- [Work to complete]
Each record below is to be copied word for word, with pictures removed.

- [Given information]
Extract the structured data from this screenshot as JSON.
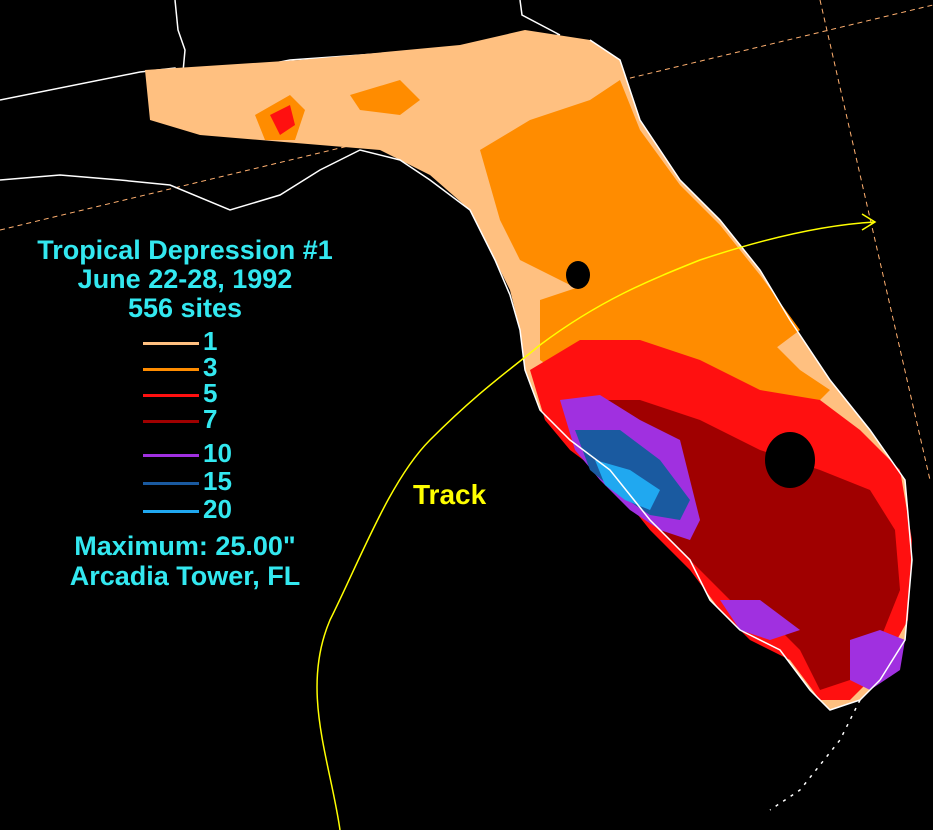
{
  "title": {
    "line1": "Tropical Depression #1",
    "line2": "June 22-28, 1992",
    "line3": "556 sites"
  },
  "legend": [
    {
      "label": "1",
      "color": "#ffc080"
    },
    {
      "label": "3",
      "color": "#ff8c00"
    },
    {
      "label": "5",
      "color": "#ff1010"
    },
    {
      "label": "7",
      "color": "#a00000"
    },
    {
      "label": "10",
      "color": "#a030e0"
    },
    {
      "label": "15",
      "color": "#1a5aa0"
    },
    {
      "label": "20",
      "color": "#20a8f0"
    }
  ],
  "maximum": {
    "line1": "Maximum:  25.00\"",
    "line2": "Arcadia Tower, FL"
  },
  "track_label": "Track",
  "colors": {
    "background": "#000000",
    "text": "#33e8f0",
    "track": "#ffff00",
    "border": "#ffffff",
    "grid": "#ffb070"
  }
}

- [Problem solution]
Extract the structured data from this screenshot as JSON.
{
  "title": {
    "line1": "Tropical Depression #1",
    "line2": "June 22-28, 1992",
    "line3": "556 sites"
  },
  "legend": [
    {
      "label": "1",
      "color": "#ffc080"
    },
    {
      "label": "3",
      "color": "#ff8c00"
    },
    {
      "label": "5",
      "color": "#ff1010"
    },
    {
      "label": "7",
      "color": "#a00000"
    },
    {
      "label": "10",
      "color": "#a030e0"
    },
    {
      "label": "15",
      "color": "#1a5aa0"
    },
    {
      "label": "20",
      "color": "#20a8f0"
    }
  ],
  "maximum": {
    "line1": "Maximum:  25.00\"",
    "line2": "Arcadia Tower, FL"
  },
  "track_label": "Track",
  "colors": {
    "background": "#000000",
    "text": "#33e8f0",
    "track": "#ffff00",
    "border": "#ffffff",
    "grid": "#ffb070"
  }
}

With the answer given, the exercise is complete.